## Task brief
Go through the material below and copy each line where the word "广州大学附属中学" appears.

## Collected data

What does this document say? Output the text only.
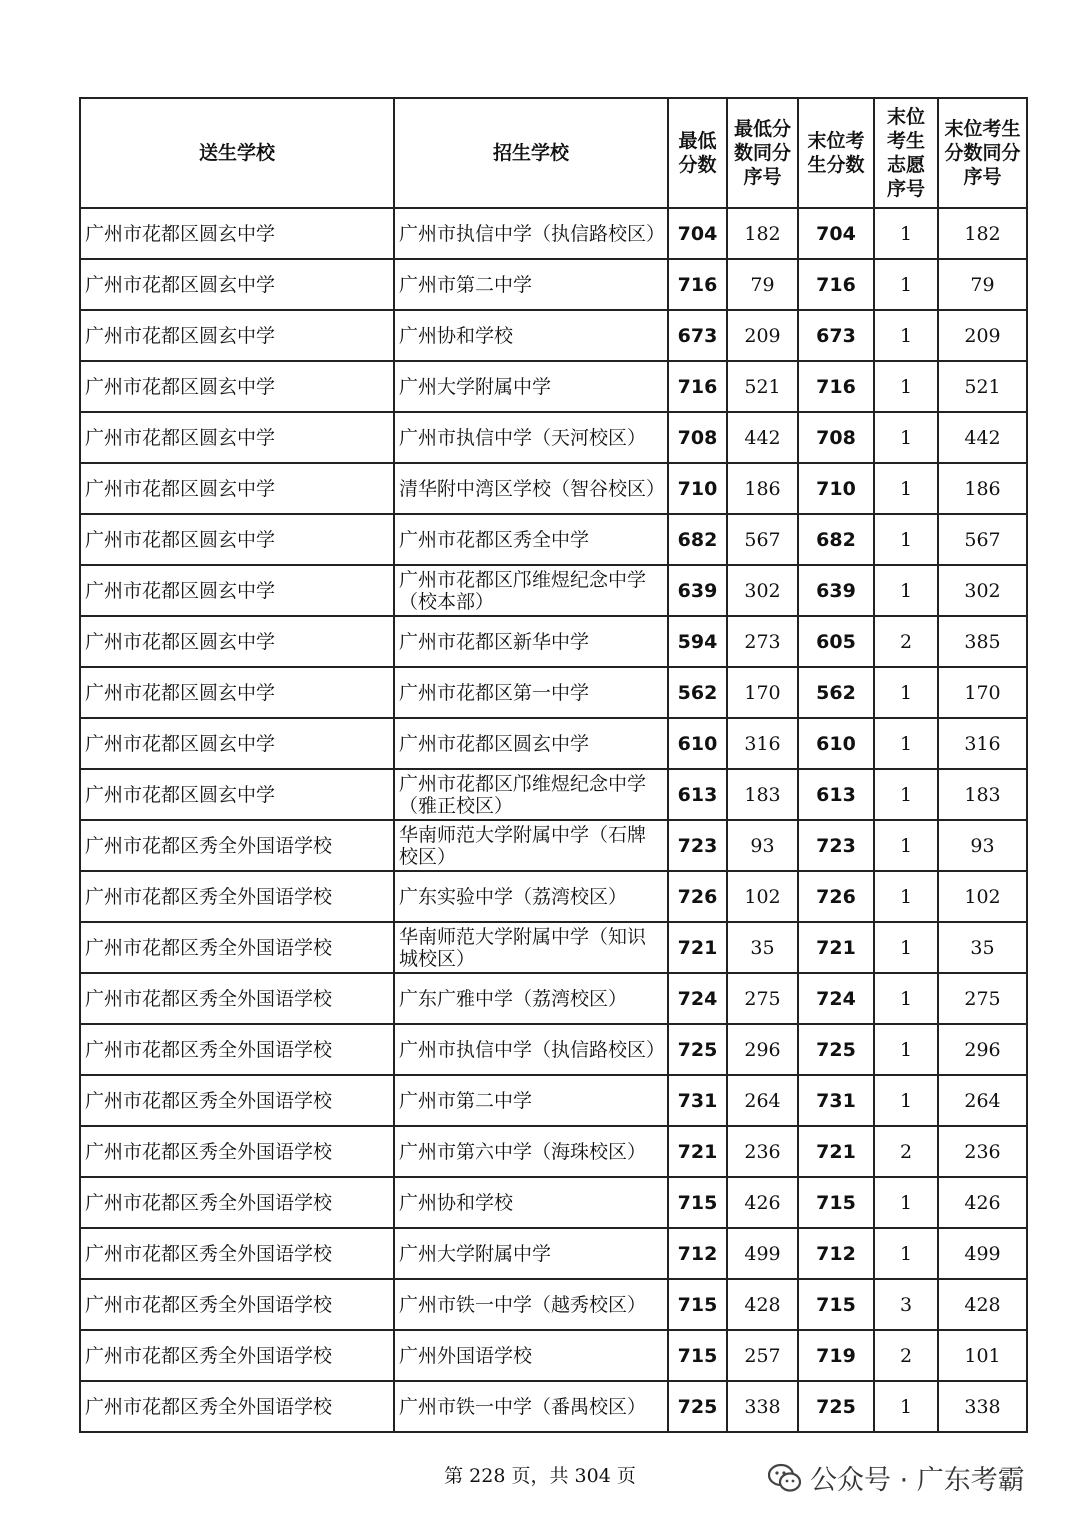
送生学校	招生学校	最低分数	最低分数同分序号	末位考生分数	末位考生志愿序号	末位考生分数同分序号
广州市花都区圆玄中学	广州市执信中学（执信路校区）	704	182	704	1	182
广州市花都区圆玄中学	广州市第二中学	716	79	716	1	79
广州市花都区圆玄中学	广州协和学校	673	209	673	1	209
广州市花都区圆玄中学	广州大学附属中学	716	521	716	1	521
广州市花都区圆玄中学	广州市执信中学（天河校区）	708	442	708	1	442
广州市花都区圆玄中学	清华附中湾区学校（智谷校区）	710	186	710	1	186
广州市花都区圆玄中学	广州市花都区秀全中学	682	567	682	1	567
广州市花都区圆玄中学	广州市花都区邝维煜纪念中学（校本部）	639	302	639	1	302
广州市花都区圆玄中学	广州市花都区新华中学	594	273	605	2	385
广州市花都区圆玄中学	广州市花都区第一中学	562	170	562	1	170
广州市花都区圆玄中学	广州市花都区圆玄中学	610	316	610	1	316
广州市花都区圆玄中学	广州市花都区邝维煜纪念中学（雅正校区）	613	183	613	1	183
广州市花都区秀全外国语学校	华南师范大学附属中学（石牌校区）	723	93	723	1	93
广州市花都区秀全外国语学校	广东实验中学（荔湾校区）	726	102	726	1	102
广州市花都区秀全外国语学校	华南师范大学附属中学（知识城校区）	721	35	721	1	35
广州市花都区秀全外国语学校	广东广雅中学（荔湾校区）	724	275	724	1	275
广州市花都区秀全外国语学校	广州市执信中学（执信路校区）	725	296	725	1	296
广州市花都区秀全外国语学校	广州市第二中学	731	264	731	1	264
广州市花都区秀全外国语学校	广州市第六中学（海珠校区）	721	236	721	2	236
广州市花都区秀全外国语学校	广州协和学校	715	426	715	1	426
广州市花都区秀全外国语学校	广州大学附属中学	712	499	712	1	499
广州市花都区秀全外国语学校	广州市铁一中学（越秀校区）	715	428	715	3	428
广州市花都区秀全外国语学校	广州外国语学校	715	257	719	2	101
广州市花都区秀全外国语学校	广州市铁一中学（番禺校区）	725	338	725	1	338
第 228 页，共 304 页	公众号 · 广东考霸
...
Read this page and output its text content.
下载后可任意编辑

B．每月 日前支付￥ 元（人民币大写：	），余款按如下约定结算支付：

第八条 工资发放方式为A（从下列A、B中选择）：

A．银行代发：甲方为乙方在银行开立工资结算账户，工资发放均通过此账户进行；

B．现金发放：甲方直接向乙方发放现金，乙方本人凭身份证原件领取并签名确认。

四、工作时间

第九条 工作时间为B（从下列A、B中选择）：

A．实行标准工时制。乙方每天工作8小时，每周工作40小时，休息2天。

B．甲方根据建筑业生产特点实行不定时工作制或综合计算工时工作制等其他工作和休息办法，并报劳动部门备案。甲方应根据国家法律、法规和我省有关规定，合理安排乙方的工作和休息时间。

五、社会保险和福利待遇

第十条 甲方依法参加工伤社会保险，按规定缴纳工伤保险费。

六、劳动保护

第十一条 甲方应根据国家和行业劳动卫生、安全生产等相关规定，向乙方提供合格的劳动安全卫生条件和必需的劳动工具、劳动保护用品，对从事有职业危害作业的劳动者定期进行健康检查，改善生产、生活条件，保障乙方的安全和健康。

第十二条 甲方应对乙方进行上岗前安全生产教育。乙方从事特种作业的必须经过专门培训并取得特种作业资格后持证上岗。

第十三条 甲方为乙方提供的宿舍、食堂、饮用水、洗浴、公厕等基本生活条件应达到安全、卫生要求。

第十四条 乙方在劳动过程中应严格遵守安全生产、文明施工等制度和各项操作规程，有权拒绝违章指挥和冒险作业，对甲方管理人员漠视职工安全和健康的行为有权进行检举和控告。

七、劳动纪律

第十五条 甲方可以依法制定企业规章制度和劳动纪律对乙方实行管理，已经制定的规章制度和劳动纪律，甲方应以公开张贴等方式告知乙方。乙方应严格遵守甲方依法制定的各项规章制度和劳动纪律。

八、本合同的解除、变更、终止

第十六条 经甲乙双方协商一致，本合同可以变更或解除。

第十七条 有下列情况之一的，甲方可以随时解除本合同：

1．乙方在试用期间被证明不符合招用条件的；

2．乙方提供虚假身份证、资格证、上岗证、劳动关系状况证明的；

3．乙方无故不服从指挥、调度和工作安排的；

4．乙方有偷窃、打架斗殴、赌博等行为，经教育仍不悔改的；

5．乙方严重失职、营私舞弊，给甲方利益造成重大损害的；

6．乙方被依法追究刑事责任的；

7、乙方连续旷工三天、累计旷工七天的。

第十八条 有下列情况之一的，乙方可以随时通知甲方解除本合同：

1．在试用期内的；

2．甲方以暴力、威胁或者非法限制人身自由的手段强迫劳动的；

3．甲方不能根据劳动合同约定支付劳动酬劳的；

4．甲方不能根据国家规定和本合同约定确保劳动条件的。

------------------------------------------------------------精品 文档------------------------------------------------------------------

## Solution to this task
广州市花都区圆玄中学	广州大学附属中学	716	521	716	1	521
广州市花都区秀全外国语学校	广州大学附属中学	712	499	712	1	499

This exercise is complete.